» **Set task**:
Please write out the records again, replacing "ratio-pythia-point" with "ratio-pythia-marker" and changing nothing else. Omit the pictures.

» **Source data**:
-.-.-

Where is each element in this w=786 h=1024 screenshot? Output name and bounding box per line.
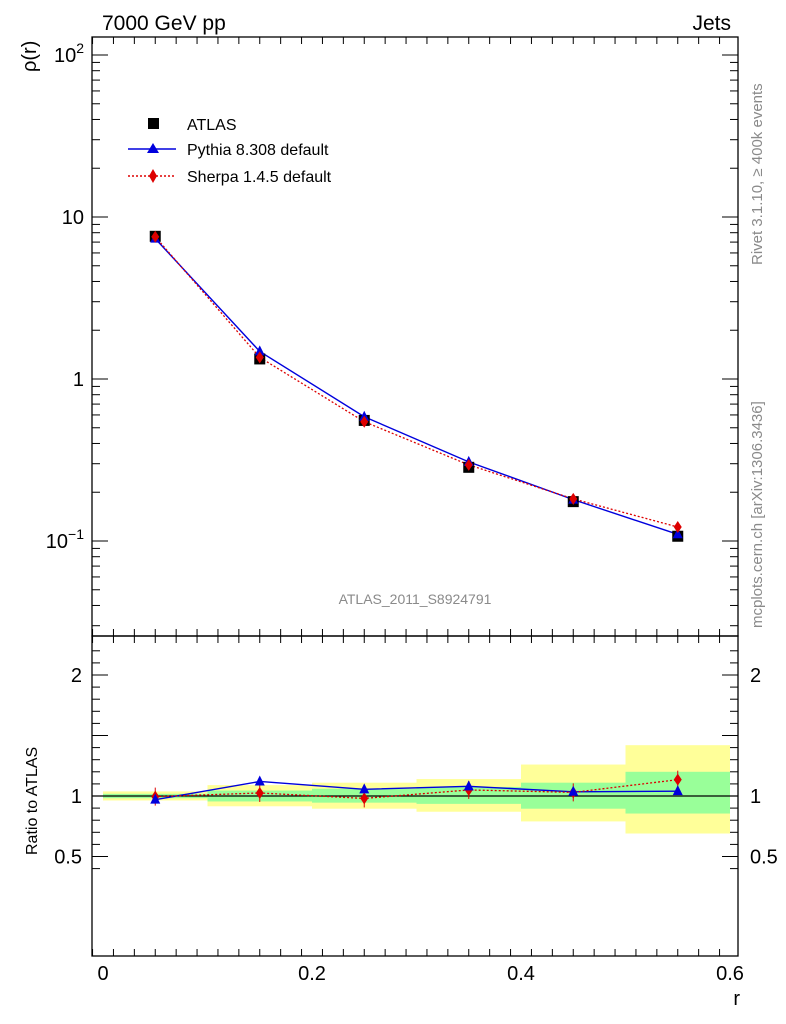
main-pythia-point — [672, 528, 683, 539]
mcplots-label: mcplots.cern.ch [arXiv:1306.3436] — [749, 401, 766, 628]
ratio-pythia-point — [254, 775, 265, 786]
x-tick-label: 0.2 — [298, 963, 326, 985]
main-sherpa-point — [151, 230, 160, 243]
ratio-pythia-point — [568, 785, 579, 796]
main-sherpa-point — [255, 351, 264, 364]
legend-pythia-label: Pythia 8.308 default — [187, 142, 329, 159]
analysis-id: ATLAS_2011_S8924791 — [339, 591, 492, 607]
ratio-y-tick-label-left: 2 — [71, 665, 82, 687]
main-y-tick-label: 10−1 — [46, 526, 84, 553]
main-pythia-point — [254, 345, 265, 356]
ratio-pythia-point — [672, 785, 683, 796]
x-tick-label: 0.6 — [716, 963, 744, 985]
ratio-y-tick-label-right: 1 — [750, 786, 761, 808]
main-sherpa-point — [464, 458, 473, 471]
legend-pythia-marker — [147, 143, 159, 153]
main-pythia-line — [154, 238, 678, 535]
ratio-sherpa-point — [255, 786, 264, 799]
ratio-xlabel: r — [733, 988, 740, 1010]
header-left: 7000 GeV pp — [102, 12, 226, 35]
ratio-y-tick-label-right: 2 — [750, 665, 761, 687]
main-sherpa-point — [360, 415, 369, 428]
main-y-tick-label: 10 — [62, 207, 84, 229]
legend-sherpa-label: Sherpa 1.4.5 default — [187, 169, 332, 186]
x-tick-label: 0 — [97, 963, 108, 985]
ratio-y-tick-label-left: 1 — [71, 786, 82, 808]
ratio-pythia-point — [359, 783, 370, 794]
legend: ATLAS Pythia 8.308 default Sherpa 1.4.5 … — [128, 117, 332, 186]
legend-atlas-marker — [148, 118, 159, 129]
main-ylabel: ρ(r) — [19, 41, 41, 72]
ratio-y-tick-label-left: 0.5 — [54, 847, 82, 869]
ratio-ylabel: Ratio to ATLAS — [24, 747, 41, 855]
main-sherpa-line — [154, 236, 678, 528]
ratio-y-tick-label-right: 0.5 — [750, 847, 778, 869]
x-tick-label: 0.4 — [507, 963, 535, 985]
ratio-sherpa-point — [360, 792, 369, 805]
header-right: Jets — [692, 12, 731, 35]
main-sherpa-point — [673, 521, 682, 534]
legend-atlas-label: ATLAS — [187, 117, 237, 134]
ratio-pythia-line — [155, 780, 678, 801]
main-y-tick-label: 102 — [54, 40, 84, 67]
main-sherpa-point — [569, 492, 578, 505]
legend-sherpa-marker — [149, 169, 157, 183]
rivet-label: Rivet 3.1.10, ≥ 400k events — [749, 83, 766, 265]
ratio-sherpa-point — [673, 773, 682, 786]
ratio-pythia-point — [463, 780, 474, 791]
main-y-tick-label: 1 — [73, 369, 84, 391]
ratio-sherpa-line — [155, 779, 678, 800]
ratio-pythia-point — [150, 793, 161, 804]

-.-.-

» **Final result**:
Where is each element in this w=786 h=1024 screenshot? Output name and bounding box per line.
main-pythia-point — [672, 528, 683, 539]
mcplots-label: mcplots.cern.ch [arXiv:1306.3436] — [749, 401, 766, 628]
ratio-pythia-marker — [254, 775, 265, 786]
x-tick-label: 0.2 — [298, 963, 326, 985]
main-sherpa-point — [151, 230, 160, 243]
ratio-pythia-marker — [568, 785, 579, 796]
main-sherpa-point — [255, 351, 264, 364]
legend-pythia-label: Pythia 8.308 default — [187, 142, 329, 159]
analysis-id: ATLAS_2011_S8924791 — [339, 591, 492, 607]
ratio-y-tick-label-left: 2 — [71, 665, 82, 687]
main-y-tick-label: 10−1 — [46, 526, 84, 553]
main-pythia-point — [254, 345, 265, 356]
ratio-pythia-marker — [672, 785, 683, 796]
x-tick-label: 0.6 — [716, 963, 744, 985]
ratio-y-tick-label-right: 1 — [750, 786, 761, 808]
main-sherpa-point — [464, 458, 473, 471]
legend-pythia-marker — [147, 143, 159, 153]
main-pythia-line — [154, 238, 678, 535]
ratio-sherpa-point — [255, 786, 264, 799]
ratio-xlabel: r — [733, 988, 740, 1010]
header-left: 7000 GeV pp — [102, 12, 226, 35]
ratio-y-tick-label-right: 2 — [750, 665, 761, 687]
main-sherpa-point — [360, 415, 369, 428]
main-y-tick-label: 10 — [62, 207, 84, 229]
legend-sherpa-label: Sherpa 1.4.5 default — [187, 169, 332, 186]
x-tick-label: 0 — [97, 963, 108, 985]
ratio-y-tick-label-left: 1 — [71, 786, 82, 808]
ratio-pythia-marker — [359, 783, 370, 794]
legend: ATLAS Pythia 8.308 default Sherpa 1.4.5 … — [128, 117, 332, 186]
legend-atlas-marker — [148, 118, 159, 129]
main-ylabel: ρ(r) — [19, 41, 41, 72]
ratio-y-tick-label-left: 0.5 — [54, 847, 82, 869]
ratio-ylabel: Ratio to ATLAS — [24, 747, 41, 855]
main-sherpa-line — [154, 236, 678, 528]
ratio-y-tick-label-right: 0.5 — [750, 847, 778, 869]
x-tick-label: 0.4 — [507, 963, 535, 985]
ratio-sherpa-point — [360, 792, 369, 805]
header-right: Jets — [692, 12, 731, 35]
main-sherpa-point — [673, 521, 682, 534]
legend-atlas-label: ATLAS — [187, 117, 237, 134]
ratio-pythia-line — [155, 780, 678, 801]
main-y-tick-label: 102 — [54, 40, 84, 67]
main-sherpa-point — [569, 492, 578, 505]
legend-sherpa-marker — [149, 169, 157, 183]
rivet-label: Rivet 3.1.10, ≥ 400k events — [749, 83, 766, 265]
ratio-sherpa-point — [673, 773, 682, 786]
ratio-pythia-marker — [463, 780, 474, 791]
main-y-tick-label: 1 — [73, 369, 84, 391]
ratio-sherpa-line — [155, 779, 678, 800]
ratio-pythia-marker — [150, 793, 161, 804]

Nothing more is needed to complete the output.